■ Requirements:
Across all the lines below, how many contain the string "para"? Please reply with the number only.

■ Source records:
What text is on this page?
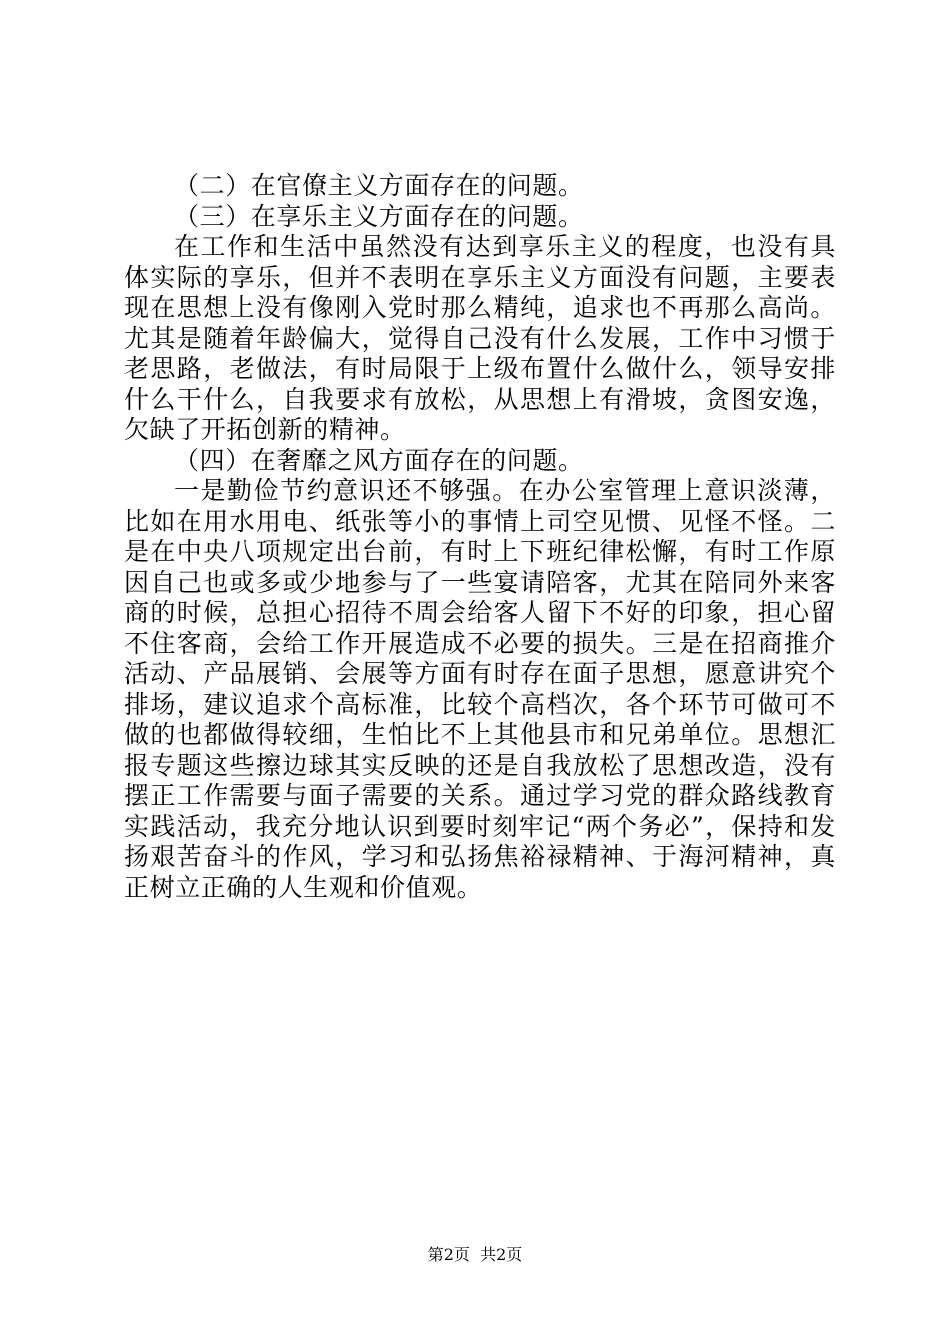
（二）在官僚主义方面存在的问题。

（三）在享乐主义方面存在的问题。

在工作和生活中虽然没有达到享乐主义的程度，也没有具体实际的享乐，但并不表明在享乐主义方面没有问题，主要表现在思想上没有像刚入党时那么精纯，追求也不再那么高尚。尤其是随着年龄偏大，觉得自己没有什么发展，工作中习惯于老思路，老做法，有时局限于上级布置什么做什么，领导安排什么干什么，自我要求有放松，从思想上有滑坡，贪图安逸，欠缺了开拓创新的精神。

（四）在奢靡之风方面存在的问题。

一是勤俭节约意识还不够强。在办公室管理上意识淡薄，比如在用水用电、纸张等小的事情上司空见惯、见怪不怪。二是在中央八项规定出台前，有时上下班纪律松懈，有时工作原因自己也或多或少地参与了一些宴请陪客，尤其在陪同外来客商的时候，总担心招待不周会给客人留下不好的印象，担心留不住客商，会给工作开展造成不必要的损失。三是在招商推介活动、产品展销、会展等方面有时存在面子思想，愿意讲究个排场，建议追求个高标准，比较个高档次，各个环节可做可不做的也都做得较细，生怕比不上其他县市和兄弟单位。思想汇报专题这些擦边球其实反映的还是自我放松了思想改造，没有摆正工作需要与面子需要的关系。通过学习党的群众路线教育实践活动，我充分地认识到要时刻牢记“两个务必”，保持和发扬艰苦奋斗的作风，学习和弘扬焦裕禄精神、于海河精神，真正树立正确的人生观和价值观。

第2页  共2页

--

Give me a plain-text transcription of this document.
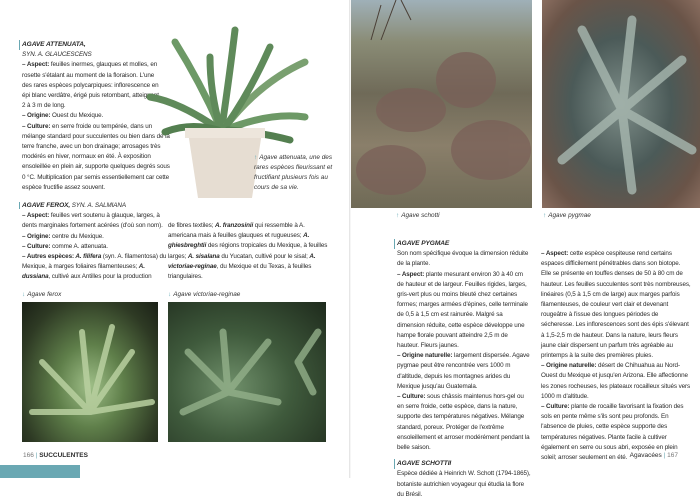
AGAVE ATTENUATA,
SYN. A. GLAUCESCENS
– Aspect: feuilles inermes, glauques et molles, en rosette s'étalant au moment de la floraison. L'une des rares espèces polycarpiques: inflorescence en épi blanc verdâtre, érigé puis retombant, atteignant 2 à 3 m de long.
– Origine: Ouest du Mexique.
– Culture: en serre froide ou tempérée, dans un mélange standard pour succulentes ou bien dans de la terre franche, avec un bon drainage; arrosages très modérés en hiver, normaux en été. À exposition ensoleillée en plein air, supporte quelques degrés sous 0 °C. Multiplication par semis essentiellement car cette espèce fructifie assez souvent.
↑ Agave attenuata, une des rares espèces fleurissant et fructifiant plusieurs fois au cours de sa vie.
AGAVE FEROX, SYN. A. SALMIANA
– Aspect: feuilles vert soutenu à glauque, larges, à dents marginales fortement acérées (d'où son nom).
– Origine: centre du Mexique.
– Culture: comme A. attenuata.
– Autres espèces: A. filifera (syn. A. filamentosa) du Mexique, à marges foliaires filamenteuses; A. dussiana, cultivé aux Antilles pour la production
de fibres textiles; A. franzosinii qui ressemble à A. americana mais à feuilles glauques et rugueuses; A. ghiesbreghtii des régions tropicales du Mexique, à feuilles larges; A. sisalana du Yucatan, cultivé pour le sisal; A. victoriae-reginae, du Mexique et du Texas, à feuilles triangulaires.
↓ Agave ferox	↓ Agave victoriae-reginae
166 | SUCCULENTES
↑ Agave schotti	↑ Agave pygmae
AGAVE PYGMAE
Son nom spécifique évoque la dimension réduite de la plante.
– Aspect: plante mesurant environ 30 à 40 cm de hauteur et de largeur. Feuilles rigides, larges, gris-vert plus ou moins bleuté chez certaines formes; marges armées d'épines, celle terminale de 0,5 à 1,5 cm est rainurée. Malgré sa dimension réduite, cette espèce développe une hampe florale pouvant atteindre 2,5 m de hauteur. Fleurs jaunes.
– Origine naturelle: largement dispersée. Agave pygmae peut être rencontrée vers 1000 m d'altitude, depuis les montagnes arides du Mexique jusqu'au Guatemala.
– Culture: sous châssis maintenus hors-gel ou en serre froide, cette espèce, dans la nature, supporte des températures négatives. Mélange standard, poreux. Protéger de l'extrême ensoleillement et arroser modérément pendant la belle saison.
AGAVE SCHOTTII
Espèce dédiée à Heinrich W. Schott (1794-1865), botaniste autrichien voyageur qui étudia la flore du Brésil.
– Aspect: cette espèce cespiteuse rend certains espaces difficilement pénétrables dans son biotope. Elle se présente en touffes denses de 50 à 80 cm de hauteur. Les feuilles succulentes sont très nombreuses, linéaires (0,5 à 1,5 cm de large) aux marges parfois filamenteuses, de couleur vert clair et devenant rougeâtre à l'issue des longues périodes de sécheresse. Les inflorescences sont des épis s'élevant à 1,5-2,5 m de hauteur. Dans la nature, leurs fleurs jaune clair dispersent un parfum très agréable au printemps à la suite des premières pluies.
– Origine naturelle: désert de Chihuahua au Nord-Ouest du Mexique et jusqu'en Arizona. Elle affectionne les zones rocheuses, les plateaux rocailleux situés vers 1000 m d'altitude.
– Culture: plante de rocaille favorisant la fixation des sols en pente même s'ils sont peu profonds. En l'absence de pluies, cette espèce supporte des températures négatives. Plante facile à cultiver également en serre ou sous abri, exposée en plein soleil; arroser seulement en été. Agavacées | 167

---

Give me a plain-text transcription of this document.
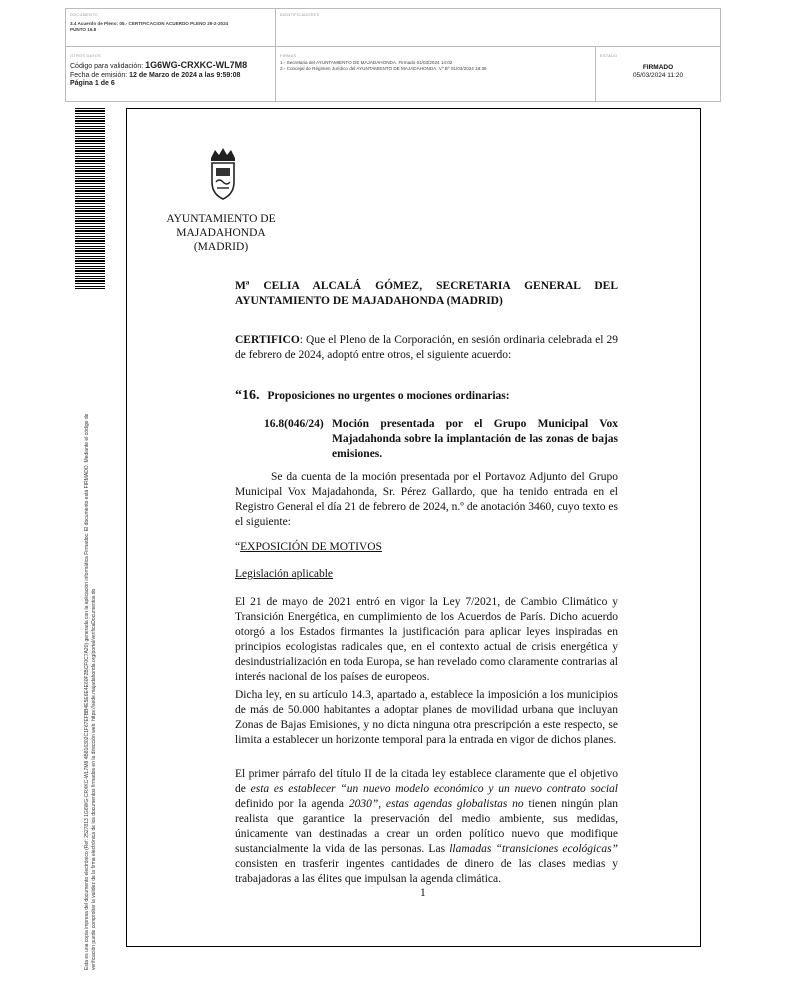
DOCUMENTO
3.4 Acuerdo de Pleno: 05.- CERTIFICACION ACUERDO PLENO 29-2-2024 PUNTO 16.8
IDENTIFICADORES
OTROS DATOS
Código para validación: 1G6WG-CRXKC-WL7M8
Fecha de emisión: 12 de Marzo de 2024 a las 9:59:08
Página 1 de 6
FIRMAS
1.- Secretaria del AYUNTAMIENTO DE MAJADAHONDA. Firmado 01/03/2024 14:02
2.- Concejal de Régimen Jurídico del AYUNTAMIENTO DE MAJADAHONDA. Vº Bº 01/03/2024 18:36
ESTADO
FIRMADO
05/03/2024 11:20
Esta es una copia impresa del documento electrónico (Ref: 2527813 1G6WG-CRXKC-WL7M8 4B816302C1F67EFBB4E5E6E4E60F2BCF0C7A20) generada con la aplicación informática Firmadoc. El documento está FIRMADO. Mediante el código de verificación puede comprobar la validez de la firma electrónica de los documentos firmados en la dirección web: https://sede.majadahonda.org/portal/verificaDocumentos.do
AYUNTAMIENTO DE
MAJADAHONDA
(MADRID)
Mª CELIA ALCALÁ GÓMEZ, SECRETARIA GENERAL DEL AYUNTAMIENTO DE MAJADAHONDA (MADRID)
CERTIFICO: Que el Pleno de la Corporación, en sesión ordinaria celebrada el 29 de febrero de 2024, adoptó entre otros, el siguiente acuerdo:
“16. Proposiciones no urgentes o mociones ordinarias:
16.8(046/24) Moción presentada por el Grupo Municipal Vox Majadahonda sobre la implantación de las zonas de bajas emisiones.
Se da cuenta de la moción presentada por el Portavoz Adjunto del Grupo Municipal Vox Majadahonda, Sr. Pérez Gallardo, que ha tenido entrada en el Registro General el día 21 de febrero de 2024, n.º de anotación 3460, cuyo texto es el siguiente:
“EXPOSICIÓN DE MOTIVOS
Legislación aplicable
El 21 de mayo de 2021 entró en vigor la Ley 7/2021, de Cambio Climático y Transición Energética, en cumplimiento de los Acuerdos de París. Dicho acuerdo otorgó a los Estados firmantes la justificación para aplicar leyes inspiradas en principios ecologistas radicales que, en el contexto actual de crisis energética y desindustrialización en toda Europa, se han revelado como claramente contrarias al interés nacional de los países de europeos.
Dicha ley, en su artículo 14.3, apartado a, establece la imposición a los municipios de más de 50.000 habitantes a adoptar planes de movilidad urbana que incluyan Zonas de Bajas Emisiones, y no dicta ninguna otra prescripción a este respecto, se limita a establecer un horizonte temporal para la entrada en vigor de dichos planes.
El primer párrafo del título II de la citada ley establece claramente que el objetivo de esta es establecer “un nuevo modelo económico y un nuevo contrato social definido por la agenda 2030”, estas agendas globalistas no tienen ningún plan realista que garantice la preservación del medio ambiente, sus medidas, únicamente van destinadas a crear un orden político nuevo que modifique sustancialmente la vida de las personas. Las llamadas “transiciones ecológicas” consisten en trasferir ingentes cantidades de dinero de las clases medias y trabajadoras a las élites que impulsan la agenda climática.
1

■ Solution for this task:
3